↓
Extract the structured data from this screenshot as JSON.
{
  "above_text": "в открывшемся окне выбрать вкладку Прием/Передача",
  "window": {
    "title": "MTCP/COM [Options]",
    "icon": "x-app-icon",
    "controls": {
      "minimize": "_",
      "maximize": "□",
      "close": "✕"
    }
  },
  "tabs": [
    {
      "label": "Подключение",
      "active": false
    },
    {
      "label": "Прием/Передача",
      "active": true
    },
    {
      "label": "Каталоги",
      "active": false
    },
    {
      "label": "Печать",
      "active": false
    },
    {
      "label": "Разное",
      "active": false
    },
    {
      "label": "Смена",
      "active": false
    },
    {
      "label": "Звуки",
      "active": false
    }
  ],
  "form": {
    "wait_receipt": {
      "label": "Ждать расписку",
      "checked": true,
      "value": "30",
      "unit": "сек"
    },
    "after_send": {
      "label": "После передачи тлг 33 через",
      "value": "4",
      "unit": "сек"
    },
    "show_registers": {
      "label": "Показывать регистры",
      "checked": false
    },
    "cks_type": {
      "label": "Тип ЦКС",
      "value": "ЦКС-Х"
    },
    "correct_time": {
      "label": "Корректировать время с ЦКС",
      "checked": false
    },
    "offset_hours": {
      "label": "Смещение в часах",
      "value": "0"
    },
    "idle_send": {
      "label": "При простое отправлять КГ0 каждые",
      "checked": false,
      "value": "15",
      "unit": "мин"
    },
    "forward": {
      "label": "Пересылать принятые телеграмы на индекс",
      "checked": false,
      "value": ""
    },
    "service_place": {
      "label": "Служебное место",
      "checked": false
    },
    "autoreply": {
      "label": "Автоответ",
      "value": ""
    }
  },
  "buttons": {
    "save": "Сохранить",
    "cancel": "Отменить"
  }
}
↑
* **EXERCISE INSTRUCTIONS**
In the records above, find each line with the word "Прием" and copy it.

* **OUTPUT OF THE EXERCISE**
  "above_text": "в открывшемся окне выбрать вкладку Прием/Передача",
      "label": "Прием/Передача",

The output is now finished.